### Exercise description:
Reproduce, word for word, the portion of the comorbidity passage starting with "There was considerable" and going on through "committed an assault.".

### Excerpted text:
There was considerable comorbidity among the 7 groups studied. All groups had a high percentage of youth or adults who had experienced childhood trauma or were from families with histories of violence. All groups had a high level of those with psychiatric problems. The majority of substance abusers, sexual offenders and those with Attachment Disorders were also physically assaultive. A large percentage of Substance Abusers and sexual offenders also had criminal or delinquent histories. Specifically, ninety-two percent of Attachment Disordered youth or adults had psychiatric problems. Eighty-seven percent of sexual offenders had committed a violent offense. Eighty-three percent of attachment disordered persons had been violent. Seventy-two percent substance abusers had also committed an assault.

### Extracted information:
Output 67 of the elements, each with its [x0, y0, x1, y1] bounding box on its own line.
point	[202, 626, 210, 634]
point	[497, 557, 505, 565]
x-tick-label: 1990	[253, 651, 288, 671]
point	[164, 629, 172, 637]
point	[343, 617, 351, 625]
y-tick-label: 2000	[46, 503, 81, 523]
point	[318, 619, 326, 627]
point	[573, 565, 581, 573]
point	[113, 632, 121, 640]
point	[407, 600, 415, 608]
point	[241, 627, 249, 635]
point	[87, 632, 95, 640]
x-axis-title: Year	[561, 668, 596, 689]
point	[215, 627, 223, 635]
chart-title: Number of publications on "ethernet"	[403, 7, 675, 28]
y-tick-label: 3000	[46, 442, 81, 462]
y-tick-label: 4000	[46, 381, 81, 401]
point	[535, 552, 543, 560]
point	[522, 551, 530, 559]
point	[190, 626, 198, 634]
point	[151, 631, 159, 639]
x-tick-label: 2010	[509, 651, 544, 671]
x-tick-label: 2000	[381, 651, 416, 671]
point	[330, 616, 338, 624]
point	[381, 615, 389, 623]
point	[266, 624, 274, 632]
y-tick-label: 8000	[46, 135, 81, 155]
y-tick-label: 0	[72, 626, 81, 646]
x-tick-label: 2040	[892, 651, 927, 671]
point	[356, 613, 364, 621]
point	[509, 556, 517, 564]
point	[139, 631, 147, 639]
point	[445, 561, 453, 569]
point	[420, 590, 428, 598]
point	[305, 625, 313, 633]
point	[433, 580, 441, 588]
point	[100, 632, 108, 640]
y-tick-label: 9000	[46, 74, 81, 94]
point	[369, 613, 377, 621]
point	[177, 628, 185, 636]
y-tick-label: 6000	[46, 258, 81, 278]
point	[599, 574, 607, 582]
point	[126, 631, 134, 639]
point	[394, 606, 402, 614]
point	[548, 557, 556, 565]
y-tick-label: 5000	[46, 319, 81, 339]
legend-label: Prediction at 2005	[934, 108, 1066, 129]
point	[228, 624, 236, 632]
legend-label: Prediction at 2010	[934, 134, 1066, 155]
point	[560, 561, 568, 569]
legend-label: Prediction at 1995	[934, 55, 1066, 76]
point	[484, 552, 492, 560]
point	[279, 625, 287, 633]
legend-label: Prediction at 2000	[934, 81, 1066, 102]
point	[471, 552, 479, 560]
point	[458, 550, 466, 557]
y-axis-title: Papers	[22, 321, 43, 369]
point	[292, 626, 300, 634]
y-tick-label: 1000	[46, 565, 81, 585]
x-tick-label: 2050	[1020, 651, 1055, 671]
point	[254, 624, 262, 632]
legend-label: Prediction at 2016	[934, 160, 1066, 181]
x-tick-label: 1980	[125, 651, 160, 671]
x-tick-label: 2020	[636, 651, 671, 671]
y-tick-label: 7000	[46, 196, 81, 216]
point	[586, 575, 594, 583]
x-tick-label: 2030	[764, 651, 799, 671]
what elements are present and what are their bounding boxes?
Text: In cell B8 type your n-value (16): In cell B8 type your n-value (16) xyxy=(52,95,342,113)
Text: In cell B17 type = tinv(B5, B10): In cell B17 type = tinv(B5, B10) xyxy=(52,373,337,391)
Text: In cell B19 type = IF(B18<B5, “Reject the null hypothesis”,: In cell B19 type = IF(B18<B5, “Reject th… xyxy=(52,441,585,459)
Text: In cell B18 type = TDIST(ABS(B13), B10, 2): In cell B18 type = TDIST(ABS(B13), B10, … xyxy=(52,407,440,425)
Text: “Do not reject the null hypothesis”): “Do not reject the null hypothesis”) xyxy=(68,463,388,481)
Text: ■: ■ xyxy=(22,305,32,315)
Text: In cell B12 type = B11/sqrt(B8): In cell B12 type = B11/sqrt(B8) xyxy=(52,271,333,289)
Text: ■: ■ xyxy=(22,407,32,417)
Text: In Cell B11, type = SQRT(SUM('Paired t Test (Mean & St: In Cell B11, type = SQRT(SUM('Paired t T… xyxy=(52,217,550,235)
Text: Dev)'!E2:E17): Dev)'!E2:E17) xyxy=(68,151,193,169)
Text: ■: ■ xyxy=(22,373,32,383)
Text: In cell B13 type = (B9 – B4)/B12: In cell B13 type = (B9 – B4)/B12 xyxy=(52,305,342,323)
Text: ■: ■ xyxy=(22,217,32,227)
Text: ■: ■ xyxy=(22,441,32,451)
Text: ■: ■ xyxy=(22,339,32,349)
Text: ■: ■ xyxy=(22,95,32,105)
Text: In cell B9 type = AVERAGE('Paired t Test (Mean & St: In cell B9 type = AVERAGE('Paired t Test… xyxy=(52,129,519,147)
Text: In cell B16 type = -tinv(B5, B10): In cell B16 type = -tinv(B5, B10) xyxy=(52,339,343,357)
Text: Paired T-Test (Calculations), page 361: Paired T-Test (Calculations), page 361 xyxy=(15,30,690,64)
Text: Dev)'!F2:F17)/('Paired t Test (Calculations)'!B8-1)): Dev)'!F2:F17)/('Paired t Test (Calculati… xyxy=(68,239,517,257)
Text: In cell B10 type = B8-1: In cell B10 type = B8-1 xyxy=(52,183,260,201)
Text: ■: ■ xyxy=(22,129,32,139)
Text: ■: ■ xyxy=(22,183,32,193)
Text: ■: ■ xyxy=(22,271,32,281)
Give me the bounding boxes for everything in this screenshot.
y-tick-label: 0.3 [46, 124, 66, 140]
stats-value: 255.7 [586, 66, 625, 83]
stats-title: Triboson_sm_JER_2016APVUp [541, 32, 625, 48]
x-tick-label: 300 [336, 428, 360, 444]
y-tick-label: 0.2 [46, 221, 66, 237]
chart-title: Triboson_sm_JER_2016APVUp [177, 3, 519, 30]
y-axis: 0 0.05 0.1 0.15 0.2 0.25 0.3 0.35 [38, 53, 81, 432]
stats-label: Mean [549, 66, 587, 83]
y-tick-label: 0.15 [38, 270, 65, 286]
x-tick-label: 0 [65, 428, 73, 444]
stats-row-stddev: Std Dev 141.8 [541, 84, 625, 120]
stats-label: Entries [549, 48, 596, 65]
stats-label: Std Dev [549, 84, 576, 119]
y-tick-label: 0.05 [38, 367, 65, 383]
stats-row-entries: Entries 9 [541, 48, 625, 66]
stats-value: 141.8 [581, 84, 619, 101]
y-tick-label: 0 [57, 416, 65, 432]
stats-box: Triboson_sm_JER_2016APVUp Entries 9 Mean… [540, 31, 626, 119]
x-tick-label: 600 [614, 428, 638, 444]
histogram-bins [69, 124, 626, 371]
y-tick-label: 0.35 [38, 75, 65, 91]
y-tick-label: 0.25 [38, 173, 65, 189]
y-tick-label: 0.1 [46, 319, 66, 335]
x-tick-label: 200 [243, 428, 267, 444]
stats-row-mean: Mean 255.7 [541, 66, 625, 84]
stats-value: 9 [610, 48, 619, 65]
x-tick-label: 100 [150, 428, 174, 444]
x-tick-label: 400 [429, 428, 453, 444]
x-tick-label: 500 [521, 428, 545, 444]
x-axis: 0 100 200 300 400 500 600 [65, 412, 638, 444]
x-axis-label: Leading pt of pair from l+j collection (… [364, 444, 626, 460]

### The completed task:
There was considerable comorbidity among the 7 groups studied. All groups had a high percentage of youth or adults who had experienced childhood trauma or were from families with histories of violence. All groups had a high level of those with psychiatric problems. The majority of substance abusers, sexual offenders and those with Attachment Disorders were also physically assaultive. A large percentage of Substance Abusers and sexual offenders also had criminal or delinquent histories. Specifically, ninety-two percent of Attachment Disordered youth or adults had psychiatric problems. Eighty-seven percent of sexual offenders had committed a violent offense. Eighty-three percent of attachment disordered persons had been violent. Seventy-two percent substance abusers had also committed an assault.